WHAT IS REQUIRED:
Every line below should be repeated exactly.

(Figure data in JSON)
################

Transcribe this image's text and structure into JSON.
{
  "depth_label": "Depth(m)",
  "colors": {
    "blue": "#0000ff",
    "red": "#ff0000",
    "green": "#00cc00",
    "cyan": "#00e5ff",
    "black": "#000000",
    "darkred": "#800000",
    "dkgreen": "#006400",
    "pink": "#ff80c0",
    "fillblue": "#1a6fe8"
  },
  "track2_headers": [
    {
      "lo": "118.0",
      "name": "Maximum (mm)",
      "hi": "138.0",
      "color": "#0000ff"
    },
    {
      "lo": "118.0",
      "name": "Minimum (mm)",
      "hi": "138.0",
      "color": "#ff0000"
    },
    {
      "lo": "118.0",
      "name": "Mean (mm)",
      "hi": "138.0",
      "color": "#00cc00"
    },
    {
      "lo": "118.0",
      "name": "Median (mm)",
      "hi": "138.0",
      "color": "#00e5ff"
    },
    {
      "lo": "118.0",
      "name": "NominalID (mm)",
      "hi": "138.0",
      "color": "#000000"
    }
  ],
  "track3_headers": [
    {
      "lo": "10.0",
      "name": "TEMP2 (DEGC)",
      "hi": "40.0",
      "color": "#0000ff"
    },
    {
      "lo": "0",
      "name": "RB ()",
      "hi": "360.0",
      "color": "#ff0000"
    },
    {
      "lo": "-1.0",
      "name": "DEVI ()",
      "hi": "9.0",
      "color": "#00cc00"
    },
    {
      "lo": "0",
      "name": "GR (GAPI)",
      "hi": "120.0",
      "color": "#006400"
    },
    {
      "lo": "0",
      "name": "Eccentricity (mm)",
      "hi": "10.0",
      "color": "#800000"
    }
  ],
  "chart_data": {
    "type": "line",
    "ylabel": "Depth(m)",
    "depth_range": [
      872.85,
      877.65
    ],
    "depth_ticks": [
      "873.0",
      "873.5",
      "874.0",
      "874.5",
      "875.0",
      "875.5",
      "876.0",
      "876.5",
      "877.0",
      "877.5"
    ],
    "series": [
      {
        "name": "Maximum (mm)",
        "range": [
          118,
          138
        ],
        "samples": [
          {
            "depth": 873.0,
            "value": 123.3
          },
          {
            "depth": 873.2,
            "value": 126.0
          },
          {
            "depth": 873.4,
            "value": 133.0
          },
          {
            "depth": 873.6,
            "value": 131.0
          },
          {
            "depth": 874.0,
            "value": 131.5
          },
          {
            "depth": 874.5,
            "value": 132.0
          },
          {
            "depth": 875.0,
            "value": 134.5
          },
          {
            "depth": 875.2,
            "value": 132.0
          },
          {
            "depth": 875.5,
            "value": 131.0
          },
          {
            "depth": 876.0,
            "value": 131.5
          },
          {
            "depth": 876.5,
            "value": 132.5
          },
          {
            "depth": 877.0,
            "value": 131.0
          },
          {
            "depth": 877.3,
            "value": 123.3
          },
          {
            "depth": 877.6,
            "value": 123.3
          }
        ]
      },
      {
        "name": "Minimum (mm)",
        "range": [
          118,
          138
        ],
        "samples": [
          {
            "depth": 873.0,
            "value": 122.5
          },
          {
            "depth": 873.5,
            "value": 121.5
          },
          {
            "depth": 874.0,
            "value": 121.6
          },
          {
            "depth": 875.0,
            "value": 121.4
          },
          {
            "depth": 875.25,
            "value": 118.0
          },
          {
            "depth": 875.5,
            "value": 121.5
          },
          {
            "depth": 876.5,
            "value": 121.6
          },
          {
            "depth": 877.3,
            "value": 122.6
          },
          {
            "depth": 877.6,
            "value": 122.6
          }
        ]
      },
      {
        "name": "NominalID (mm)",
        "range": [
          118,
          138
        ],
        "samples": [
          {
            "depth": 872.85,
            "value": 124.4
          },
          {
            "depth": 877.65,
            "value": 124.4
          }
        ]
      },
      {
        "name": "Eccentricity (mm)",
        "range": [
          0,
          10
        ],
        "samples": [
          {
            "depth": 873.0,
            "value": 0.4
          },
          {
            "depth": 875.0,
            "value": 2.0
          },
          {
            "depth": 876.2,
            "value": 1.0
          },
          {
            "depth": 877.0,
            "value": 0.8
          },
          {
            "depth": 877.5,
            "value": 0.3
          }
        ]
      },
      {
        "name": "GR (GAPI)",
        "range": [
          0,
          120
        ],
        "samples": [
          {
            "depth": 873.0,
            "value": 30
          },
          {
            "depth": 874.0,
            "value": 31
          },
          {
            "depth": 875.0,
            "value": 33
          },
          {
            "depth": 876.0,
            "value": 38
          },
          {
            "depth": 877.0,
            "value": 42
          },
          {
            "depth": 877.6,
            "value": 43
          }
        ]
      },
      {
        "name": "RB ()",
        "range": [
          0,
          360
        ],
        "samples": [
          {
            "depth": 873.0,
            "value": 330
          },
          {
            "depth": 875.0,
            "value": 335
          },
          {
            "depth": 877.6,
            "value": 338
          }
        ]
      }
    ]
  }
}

################

IN RESPONSE:
Transcribe this image's text and structure into JSON.
{
  "depth_label": "Depth(m)",
  "colors": {
    "blue": "#0000ff",
    "red": "#ff0000",
    "green": "#00cc00",
    "cyan": "#00e5ff",
    "black": "#000000",
    "darkred": "#800000",
    "dkgreen": "#006400",
    "pink": "#ff80c0",
    "fillblue": "#1a6fe8"
  },
  "track2_headers": [
    {
      "lo": "118.0",
      "name": "Maximum (mm)",
      "hi": "138.0",
      "color": "#0000ff"
    },
    {
      "lo": "118.0",
      "name": "Minimum (mm)",
      "hi": "138.0",
      "color": "#ff0000"
    },
    {
      "lo": "118.0",
      "name": "Mean (mm)",
      "hi": "138.0",
      "color": "#00cc00"
    },
    {
      "lo": "118.0",
      "name": "Median (mm)",
      "hi": "138.0",
      "color": "#00e5ff"
    },
    {
      "lo": "118.0",
      "name": "NominalID (mm)",
      "hi": "138.0",
      "color": "#000000"
    }
  ],
  "track3_headers": [
    {
      "lo": "10.0",
      "name": "TEMP2 (DEGC)",
      "hi": "40.0",
      "color": "#0000ff"
    },
    {
      "lo": "0",
      "name": "RB ()",
      "hi": "360.0",
      "color": "#ff0000"
    },
    {
      "lo": "-1.0",
      "name": "DEVI ()",
      "hi": "9.0",
      "color": "#00cc00"
    },
    {
      "lo": "0",
      "name": "GR (GAPI)",
      "hi": "120.0",
      "color": "#006400"
    },
    {
      "lo": "0",
      "name": "Eccentricity (mm)",
      "hi": "10.0",
      "color": "#800000"
    }
  ],
  "chart_data": {
    "type": "line",
    "ylabel": "Depth(m)",
    "depth_range": [
      872.85,
      877.65
    ],
    "depth_ticks": [
      "873.0",
      "873.5",
      "874.0",
      "874.5",
      "875.0",
      "875.5",
      "876.0",
      "876.5",
      "877.0",
      "877.5"
    ],
    "series": [
      {
        "name": "Maximum (mm)",
        "range": [
          118,
          138
        ],
        "samples": [
          {
            "depth": 873.0,
            "value": 123.3
          },
          {
            "depth": 873.2,
            "value": 126.0
          },
          {
            "depth": 873.4,
            "value": 133.0
          },
          {
            "depth": 873.6,
            "value": 131.0
          },
          {
            "depth": 874.0,
            "value": 131.5
          },
          {
            "depth": 874.5,
            "value": 132.0
          },
          {
            "depth": 875.0,
            "value": 134.5
          },
          {
            "depth": 875.2,
            "value": 132.0
          },
          {
            "depth": 875.5,
            "value": 131.0
          },
          {
            "depth": 876.0,
            "value": 131.5
          },
          {
            "depth": 876.5,
            "value": 132.5
          },
          {
            "depth": 877.0,
            "value": 131.0
          },
          {
            "depth": 877.3,
            "value": 123.3
          },
          {
            "depth": 877.6,
            "value": 123.3
          }
        ]
      },
      {
        "name": "Minimum (mm)",
        "range": [
          118,
          138
        ],
        "samples": [
          {
            "depth": 873.0,
            "value": 122.5
          },
          {
            "depth": 873.5,
            "value": 121.5
          },
          {
            "depth": 874.0,
            "value": 121.6
          },
          {
            "depth": 875.0,
            "value": 121.4
          },
          {
            "depth": 875.25,
            "value": 118.0
          },
          {
            "depth": 875.5,
            "value": 121.5
          },
          {
            "depth": 876.5,
            "value": 121.6
          },
          {
            "depth": 877.3,
            "value": 122.6
          },
          {
            "depth": 877.6,
            "value": 122.6
          }
        ]
      },
      {
        "name": "NominalID (mm)",
        "range": [
          118,
          138
        ],
        "samples": [
          {
            "depth": 872.85,
            "value": 124.4
          },
          {
            "depth": 877.65,
            "value": 124.4
          }
        ]
      },
      {
        "name": "Eccentricity (mm)",
        "range": [
          0,
          10
        ],
        "samples": [
          {
            "depth": 873.0,
            "value": 0.4
          },
          {
            "depth": 875.0,
            "value": 2.0
          },
          {
            "depth": 876.2,
            "value": 1.0
          },
          {
            "depth": 877.0,
            "value": 0.8
          },
          {
            "depth": 877.5,
            "value": 0.3
          }
        ]
      },
      {
        "name": "GR (GAPI)",
        "range": [
          0,
          120
        ],
        "samples": [
          {
            "depth": 873.0,
            "value": 30
          },
          {
            "depth": 874.0,
            "value": 31
          },
          {
            "depth": 875.0,
            "value": 33
          },
          {
            "depth": 876.0,
            "value": 38
          },
          {
            "depth": 877.0,
            "value": 42
          },
          {
            "depth": 877.6,
            "value": 43
          }
        ]
      },
      {
        "name": "RB ()",
        "range": [
          0,
          360
        ],
        "samples": [
          {
            "depth": 873.0,
            "value": 330
          },
          {
            "depth": 875.0,
            "value": 335
          },
          {
            "depth": 877.6,
            "value": 338
          }
        ]
      }
    ]
  }
}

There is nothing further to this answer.